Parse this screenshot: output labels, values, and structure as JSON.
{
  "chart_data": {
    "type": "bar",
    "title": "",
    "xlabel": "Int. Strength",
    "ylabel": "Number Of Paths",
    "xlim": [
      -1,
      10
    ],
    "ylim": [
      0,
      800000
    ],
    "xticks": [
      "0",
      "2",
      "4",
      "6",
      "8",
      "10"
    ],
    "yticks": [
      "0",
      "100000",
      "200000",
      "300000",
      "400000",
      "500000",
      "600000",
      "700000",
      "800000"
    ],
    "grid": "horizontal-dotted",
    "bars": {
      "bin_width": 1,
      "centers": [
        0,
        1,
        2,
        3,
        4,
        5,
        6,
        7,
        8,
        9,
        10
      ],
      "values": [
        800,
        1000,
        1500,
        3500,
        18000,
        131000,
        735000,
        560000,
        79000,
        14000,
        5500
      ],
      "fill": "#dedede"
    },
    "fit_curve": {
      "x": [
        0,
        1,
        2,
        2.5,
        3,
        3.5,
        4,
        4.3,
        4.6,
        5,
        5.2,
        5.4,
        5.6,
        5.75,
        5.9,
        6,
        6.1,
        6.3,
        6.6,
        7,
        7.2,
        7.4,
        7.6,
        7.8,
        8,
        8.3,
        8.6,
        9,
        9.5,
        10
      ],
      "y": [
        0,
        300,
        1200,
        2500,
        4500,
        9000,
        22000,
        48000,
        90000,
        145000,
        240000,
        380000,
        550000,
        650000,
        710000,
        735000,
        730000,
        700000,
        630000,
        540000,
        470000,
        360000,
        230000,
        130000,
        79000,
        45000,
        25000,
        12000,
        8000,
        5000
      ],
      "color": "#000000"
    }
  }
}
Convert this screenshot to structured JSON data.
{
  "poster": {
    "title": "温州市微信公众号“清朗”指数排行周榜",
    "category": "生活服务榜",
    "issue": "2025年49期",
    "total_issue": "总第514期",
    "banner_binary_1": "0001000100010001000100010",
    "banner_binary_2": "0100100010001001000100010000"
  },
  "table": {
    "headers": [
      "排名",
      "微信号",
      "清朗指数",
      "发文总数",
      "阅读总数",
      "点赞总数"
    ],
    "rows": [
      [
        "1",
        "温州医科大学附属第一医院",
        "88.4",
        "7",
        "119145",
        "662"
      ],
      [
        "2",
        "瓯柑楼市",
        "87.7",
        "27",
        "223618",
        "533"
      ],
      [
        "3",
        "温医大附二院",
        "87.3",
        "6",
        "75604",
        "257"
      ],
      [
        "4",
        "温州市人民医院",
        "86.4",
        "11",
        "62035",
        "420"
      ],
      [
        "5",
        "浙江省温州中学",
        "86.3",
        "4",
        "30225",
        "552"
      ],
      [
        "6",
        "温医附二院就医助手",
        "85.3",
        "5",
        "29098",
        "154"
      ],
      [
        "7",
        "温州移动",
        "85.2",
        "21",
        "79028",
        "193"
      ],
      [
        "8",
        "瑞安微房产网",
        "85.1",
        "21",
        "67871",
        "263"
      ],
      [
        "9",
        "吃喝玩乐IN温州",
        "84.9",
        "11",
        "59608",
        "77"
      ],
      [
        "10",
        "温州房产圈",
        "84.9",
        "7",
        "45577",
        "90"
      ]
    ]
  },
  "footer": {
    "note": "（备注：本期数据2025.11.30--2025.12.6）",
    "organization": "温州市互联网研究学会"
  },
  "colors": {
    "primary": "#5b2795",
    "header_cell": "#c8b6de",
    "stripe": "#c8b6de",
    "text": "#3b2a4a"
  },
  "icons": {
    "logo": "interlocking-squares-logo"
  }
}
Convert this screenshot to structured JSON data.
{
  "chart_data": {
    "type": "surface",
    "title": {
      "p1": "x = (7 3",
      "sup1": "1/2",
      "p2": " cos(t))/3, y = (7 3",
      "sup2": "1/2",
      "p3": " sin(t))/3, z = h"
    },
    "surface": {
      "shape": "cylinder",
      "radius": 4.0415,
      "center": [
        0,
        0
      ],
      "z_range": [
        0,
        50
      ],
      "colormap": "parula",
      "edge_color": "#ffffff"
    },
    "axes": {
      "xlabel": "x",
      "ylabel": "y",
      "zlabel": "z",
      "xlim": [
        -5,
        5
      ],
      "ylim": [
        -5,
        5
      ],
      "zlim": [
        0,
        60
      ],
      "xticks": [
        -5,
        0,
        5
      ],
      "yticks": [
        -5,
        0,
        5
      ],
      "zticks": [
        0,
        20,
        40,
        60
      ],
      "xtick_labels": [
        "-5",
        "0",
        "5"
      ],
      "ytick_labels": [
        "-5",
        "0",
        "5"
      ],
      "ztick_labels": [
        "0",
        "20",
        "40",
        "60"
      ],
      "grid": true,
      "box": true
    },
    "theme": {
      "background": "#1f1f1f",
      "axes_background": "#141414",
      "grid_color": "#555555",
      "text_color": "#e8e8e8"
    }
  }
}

* Task directions
Write every entry out again exactly.

* Worked solution
Parse this screenshot: output labels, values, and structure as JSON.
{
  "chart_data": {
    "type": "bar",
    "title": "",
    "xlabel": "Int. Strength",
    "ylabel": "Number Of Paths",
    "xlim": [
      -1,
      10
    ],
    "ylim": [
      0,
      800000
    ],
    "xticks": [
      "0",
      "2",
      "4",
      "6",
      "8",
      "10"
    ],
    "yticks": [
      "0",
      "100000",
      "200000",
      "300000",
      "400000",
      "500000",
      "600000",
      "700000",
      "800000"
    ],
    "grid": "horizontal-dotted",
    "bars": {
      "bin_width": 1,
      "centers": [
        0,
        1,
        2,
        3,
        4,
        5,
        6,
        7,
        8,
        9,
        10
      ],
      "values": [
        800,
        1000,
        1500,
        3500,
        18000,
        131000,
        735000,
        560000,
        79000,
        14000,
        5500
      ],
      "fill": "#dedede"
    },
    "fit_curve": {
      "x": [
        0,
        1,
        2,
        2.5,
        3,
        3.5,
        4,
        4.3,
        4.6,
        5,
        5.2,
        5.4,
        5.6,
        5.75,
        5.9,
        6,
        6.1,
        6.3,
        6.6,
        7,
        7.2,
        7.4,
        7.6,
        7.8,
        8,
        8.3,
        8.6,
        9,
        9.5,
        10
      ],
      "y": [
        0,
        300,
        1200,
        2500,
        4500,
        9000,
        22000,
        48000,
        90000,
        145000,
        240000,
        380000,
        550000,
        650000,
        710000,
        735000,
        730000,
        700000,
        630000,
        540000,
        470000,
        360000,
        230000,
        130000,
        79000,
        45000,
        25000,
        12000,
        8000,
        5000
      ],
      "color": "#000000"
    }
  }
}
Convert this screenshot to structured JSON data.
{
  "poster": {
    "title": "温州市微信公众号“清朗”指数排行周榜",
    "category": "生活服务榜",
    "issue": "2025年49期",
    "total_issue": "总第514期",
    "banner_binary_1": "0001000100010001000100010",
    "banner_binary_2": "0100100010001001000100010000"
  },
  "table": {
    "headers": [
      "排名",
      "微信号",
      "清朗指数",
      "发文总数",
      "阅读总数",
      "点赞总数"
    ],
    "rows": [
      [
        "1",
        "温州医科大学附属第一医院",
        "88.4",
        "7",
        "119145",
        "662"
      ],
      [
        "2",
        "瓯柑楼市",
        "87.7",
        "27",
        "223618",
        "533"
      ],
      [
        "3",
        "温医大附二院",
        "87.3",
        "6",
        "75604",
        "257"
      ],
      [
        "4",
        "温州市人民医院",
        "86.4",
        "11",
        "62035",
        "420"
      ],
      [
        "5",
        "浙江省温州中学",
        "86.3",
        "4",
        "30225",
        "552"
      ],
      [
        "6",
        "温医附二院就医助手",
        "85.3",
        "5",
        "29098",
        "154"
      ],
      [
        "7",
        "温州移动",
        "85.2",
        "21",
        "79028",
        "193"
      ],
      [
        "8",
        "瑞安微房产网",
        "85.1",
        "21",
        "67871",
        "263"
      ],
      [
        "9",
        "吃喝玩乐IN温州",
        "84.9",
        "11",
        "59608",
        "77"
      ],
      [
        "10",
        "温州房产圈",
        "84.9",
        "7",
        "45577",
        "90"
      ]
    ]
  },
  "footer": {
    "note": "（备注：本期数据2025.11.30--2025.12.6）",
    "organization": "温州市互联网研究学会"
  },
  "colors": {
    "primary": "#5b2795",
    "header_cell": "#c8b6de",
    "stripe": "#c8b6de",
    "text": "#3b2a4a"
  },
  "icons": {
    "logo": "interlocking-squares-logo"
  }
}
Convert this screenshot to structured JSON data.
{
  "chart_data": {
    "type": "surface",
    "title": {
      "p1": "x = (7 3",
      "sup1": "1/2",
      "p2": " cos(t))/3, y = (7 3",
      "sup2": "1/2",
      "p3": " sin(t))/3, z = h"
    },
    "surface": {
      "shape": "cylinder",
      "radius": 4.0415,
      "center": [
        0,
        0
      ],
      "z_range": [
        0,
        50
      ],
      "colormap": "parula",
      "edge_color": "#ffffff"
    },
    "axes": {
      "xlabel": "x",
      "ylabel": "y",
      "zlabel": "z",
      "xlim": [
        -5,
        5
      ],
      "ylim": [
        -5,
        5
      ],
      "zlim": [
        0,
        60
      ],
      "xticks": [
        -5,
        0,
        5
      ],
      "yticks": [
        -5,
        0,
        5
      ],
      "zticks": [
        0,
        20,
        40,
        60
      ],
      "xtick_labels": [
        "-5",
        "0",
        "5"
      ],
      "ytick_labels": [
        "-5",
        "0",
        "5"
      ],
      "ztick_labels": [
        "0",
        "20",
        "40",
        "60"
      ],
      "grid": true,
      "box": true
    },
    "theme": {
      "background": "#1f1f1f",
      "axes_background": "#141414",
      "grid_color": "#555555",
      "text_color": "#e8e8e8"
    }
  }
}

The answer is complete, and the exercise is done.